Exercise goal | Copy all of the material word for word, except for the pictures.

+ + + + +

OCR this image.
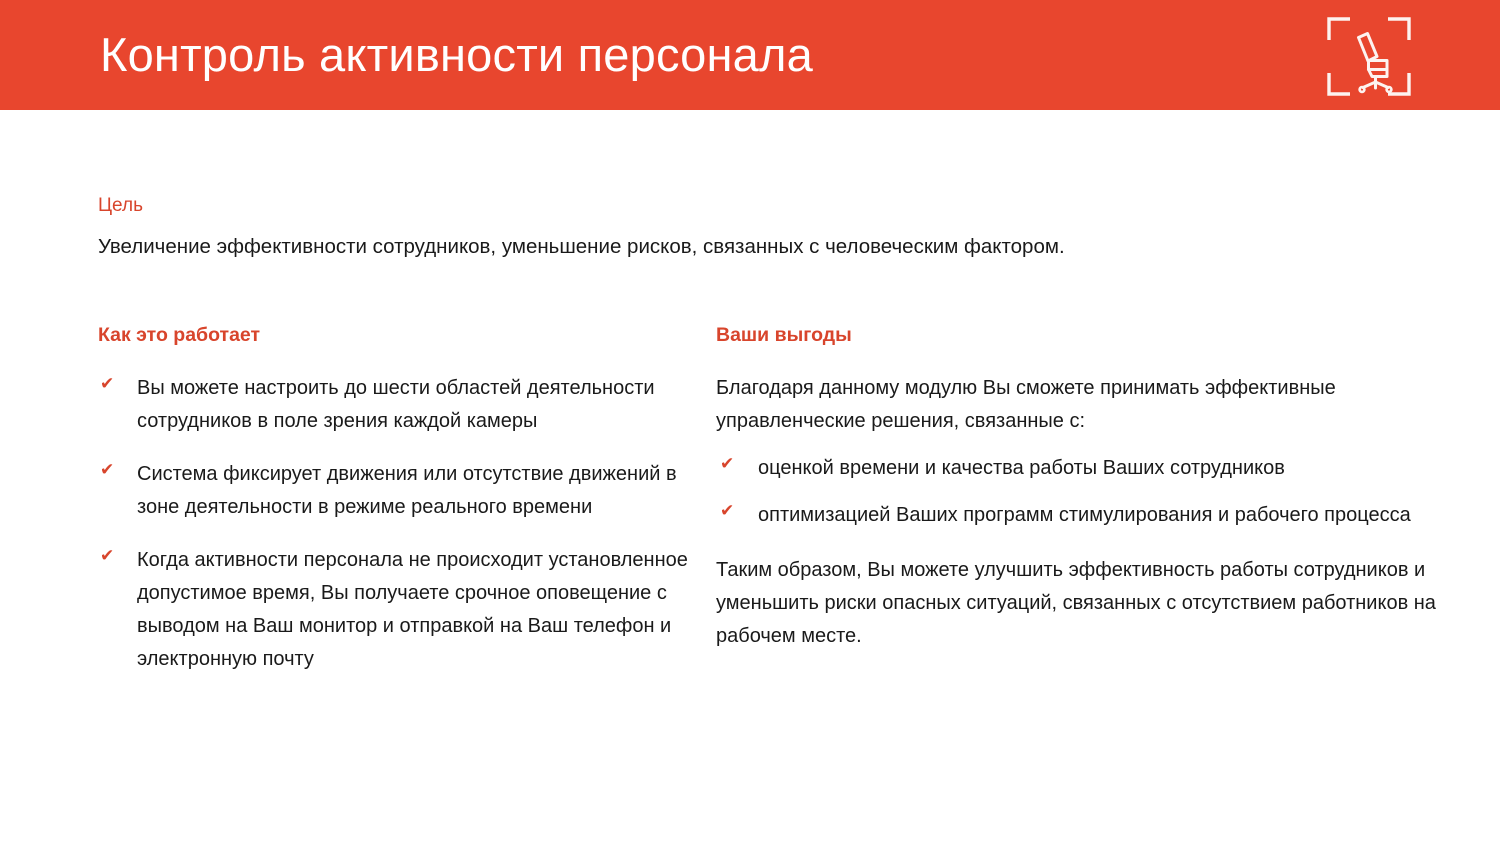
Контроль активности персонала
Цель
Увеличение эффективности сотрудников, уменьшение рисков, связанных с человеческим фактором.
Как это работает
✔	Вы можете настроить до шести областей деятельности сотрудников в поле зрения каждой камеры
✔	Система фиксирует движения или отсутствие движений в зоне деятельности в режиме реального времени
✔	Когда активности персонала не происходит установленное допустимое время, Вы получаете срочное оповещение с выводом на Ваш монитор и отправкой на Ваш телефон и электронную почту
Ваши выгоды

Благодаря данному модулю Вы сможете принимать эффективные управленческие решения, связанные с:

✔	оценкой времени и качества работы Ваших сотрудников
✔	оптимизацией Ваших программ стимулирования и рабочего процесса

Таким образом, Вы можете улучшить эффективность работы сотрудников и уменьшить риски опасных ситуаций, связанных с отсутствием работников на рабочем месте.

+ + + + +

Answer to this task |
OCR this image.
Контроль активности персонала
Цель
Увеличение эффективности сотрудников, уменьшение рисков, связанных с человеческим фактором.
Как это работает
✔	Вы можете настроить до шести областей деятельности сотрудников в поле зрения каждой камеры
✔	Система фиксирует движения или отсутствие движений в зоне деятельности в режиме реального времени
✔	Когда активности персонала не происходит установленное допустимое время, Вы получаете срочное оповещение с выводом на Ваш монитор и отправкой на Ваш телефон и электронную почту
Ваши выгоды

Благодаря данному модулю Вы сможете принимать эффективные управленческие решения, связанные с:

✔	оценкой времени и качества работы Ваших сотрудников
✔	оптимизацией Ваших программ стимулирования и рабочего процесса

Таким образом, Вы можете улучшить эффективность работы сотрудников и уменьшить риски опасных ситуаций, связанных с отсутствием работников на рабочем месте.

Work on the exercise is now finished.